[Structured figure records]

·····

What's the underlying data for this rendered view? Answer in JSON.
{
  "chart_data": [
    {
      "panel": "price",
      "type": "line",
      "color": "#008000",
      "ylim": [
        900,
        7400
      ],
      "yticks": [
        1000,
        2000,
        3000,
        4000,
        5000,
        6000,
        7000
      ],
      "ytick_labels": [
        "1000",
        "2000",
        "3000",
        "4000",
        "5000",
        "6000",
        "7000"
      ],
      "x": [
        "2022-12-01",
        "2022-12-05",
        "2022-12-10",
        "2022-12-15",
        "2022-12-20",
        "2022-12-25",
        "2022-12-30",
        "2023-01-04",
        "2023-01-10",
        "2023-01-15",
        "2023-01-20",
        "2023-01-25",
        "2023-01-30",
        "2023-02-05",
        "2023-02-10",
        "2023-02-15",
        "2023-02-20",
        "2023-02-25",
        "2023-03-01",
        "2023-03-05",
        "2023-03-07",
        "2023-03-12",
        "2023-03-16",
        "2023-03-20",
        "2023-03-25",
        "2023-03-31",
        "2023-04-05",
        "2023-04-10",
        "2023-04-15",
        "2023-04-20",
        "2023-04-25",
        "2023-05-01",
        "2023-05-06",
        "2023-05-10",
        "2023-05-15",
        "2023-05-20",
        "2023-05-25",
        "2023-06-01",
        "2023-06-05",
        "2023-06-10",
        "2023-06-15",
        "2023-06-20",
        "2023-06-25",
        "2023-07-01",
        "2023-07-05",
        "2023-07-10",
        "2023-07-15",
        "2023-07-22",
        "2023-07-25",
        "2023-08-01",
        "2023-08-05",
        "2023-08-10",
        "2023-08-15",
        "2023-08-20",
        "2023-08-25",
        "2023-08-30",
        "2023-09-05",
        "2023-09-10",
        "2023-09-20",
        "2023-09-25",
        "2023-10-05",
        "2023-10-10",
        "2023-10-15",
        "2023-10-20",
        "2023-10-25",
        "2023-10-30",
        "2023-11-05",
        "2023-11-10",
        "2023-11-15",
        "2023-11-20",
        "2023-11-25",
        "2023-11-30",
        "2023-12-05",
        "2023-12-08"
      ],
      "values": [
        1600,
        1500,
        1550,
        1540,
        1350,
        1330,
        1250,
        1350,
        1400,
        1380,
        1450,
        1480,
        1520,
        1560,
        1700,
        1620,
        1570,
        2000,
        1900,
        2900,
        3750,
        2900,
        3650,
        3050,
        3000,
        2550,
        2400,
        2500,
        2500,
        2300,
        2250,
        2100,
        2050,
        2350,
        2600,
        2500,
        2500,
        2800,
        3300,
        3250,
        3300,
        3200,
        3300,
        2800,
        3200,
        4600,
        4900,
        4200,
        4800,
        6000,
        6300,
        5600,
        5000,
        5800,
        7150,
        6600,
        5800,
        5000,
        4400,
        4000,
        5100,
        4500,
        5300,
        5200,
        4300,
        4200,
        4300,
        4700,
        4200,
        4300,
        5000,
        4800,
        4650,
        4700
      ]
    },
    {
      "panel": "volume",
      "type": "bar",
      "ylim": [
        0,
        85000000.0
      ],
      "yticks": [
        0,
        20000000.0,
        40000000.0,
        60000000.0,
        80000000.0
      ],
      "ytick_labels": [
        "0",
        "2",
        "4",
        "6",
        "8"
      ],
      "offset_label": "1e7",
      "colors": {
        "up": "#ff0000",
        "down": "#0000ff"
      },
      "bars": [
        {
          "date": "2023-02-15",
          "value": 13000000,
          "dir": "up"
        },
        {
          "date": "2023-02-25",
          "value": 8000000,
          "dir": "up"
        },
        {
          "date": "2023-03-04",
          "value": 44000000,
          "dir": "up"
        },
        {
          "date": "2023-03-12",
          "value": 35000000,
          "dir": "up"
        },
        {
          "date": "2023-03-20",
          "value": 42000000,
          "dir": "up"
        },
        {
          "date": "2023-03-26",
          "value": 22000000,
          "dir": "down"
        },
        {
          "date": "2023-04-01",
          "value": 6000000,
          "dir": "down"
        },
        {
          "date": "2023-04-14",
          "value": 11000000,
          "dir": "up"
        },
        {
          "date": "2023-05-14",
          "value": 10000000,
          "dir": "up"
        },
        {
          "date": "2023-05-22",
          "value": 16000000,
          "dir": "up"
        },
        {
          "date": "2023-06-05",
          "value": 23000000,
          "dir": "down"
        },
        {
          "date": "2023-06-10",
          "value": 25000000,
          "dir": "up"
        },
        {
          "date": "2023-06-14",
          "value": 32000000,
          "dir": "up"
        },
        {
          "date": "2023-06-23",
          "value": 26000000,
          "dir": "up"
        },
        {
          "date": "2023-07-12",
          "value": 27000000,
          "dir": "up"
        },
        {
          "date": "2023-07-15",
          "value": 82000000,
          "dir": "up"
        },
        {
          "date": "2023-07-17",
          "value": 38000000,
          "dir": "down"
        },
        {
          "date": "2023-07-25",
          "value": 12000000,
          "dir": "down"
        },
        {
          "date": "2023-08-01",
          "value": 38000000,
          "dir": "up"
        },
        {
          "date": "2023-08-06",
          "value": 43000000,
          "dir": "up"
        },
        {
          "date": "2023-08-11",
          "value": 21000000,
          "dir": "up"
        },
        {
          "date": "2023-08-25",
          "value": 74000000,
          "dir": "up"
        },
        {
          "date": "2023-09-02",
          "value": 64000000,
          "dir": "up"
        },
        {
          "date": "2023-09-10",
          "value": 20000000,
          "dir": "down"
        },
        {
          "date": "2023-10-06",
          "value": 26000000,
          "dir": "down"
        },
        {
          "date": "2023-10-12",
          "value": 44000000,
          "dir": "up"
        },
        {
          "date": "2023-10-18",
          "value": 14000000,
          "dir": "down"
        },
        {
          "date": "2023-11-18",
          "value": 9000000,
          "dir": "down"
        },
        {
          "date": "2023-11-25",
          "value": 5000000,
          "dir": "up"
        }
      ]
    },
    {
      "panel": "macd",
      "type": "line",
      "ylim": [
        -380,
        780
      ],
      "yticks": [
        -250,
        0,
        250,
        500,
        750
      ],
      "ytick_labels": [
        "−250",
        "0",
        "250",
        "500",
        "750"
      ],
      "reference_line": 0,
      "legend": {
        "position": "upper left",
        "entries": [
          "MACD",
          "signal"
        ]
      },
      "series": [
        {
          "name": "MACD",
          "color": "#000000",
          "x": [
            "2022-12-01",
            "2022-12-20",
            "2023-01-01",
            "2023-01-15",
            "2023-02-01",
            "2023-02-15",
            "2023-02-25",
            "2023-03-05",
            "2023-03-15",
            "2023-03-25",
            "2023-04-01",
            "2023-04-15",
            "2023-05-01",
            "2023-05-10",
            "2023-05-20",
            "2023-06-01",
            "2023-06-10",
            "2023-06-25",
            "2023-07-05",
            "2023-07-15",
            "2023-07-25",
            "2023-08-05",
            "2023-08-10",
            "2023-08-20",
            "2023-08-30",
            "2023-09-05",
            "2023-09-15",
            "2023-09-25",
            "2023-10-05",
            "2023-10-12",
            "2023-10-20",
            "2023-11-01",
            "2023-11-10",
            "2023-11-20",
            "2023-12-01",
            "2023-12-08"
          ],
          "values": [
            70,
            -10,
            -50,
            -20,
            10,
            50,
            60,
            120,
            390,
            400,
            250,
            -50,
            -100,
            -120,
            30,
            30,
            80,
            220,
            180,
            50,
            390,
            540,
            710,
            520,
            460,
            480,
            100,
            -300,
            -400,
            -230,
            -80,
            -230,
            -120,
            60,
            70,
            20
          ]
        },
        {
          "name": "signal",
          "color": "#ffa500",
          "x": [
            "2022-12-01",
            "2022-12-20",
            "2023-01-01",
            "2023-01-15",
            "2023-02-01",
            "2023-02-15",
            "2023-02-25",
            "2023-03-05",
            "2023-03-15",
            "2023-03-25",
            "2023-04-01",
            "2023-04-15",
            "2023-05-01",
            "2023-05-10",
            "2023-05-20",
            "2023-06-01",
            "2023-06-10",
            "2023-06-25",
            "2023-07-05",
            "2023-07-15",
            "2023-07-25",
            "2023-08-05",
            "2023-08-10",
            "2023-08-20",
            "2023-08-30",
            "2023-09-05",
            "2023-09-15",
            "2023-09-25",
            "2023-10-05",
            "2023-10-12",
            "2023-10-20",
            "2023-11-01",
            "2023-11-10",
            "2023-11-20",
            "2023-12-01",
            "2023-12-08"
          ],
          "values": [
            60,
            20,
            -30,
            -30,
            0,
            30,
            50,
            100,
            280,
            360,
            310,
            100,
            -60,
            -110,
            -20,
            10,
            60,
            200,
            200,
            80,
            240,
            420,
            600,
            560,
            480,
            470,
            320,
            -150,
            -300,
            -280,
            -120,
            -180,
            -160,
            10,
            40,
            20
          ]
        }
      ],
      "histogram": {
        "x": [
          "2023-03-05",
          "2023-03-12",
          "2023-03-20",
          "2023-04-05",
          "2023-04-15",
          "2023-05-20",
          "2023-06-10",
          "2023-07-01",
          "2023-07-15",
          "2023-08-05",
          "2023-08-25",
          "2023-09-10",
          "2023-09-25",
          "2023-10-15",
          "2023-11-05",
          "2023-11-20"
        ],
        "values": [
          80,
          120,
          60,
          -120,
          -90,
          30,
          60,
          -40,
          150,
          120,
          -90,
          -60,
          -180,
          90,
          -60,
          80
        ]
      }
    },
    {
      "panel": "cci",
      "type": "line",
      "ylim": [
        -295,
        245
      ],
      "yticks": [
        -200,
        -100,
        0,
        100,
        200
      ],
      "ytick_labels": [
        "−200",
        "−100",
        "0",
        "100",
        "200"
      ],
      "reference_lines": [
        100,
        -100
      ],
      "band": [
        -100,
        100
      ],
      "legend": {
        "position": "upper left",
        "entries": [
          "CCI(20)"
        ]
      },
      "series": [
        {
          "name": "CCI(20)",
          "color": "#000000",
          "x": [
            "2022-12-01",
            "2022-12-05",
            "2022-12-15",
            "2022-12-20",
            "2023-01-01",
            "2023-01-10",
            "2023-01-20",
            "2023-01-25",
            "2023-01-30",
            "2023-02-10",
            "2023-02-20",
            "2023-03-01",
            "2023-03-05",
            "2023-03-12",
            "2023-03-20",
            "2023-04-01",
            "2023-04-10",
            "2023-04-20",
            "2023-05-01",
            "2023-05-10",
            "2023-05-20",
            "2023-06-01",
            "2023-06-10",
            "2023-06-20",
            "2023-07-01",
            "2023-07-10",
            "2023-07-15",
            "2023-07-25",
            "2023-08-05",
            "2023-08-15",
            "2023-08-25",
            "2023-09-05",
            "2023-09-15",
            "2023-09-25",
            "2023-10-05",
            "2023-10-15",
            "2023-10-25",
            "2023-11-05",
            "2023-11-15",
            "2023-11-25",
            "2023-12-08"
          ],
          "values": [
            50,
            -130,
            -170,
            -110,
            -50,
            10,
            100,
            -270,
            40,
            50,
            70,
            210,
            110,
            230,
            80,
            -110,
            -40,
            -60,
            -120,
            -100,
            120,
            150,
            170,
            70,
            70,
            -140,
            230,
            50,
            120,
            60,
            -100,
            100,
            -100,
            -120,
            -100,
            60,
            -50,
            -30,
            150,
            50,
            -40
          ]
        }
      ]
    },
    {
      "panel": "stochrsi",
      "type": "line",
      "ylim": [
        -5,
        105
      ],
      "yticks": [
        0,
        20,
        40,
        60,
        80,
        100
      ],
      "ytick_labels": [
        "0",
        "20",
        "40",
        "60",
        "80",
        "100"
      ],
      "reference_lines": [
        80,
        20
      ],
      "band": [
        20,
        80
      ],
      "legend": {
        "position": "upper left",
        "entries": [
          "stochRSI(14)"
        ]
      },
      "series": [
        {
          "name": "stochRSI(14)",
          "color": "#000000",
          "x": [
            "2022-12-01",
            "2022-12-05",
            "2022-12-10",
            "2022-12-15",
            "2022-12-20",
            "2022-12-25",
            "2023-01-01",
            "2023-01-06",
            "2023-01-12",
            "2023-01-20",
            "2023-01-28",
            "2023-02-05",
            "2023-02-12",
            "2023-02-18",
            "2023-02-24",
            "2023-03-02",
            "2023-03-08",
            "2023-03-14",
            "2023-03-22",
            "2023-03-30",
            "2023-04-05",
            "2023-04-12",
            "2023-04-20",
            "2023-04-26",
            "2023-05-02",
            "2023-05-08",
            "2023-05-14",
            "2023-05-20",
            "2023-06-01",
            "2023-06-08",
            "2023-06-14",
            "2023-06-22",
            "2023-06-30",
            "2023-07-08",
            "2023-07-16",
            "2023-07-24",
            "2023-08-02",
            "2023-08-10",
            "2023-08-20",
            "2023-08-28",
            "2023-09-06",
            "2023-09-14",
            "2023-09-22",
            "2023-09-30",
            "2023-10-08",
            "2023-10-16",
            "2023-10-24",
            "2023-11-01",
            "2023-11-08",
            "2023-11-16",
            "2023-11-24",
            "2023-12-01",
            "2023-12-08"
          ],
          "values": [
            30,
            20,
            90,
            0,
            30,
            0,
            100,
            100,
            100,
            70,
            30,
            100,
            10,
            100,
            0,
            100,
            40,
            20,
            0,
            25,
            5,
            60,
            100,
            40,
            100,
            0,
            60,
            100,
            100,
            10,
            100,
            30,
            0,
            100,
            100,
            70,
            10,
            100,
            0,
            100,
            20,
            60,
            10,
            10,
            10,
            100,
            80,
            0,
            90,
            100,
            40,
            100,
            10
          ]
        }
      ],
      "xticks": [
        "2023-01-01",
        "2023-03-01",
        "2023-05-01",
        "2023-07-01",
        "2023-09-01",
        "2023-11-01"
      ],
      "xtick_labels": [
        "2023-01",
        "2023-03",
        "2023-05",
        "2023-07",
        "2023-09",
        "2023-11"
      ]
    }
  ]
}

·····

Requirements
Copy every line of the material in which the word "name" occurs.

Completed task
          "name": "MACD",
          "name": "signal",
          "name": "CCI(20)",
          "name": "stochRSI(14)",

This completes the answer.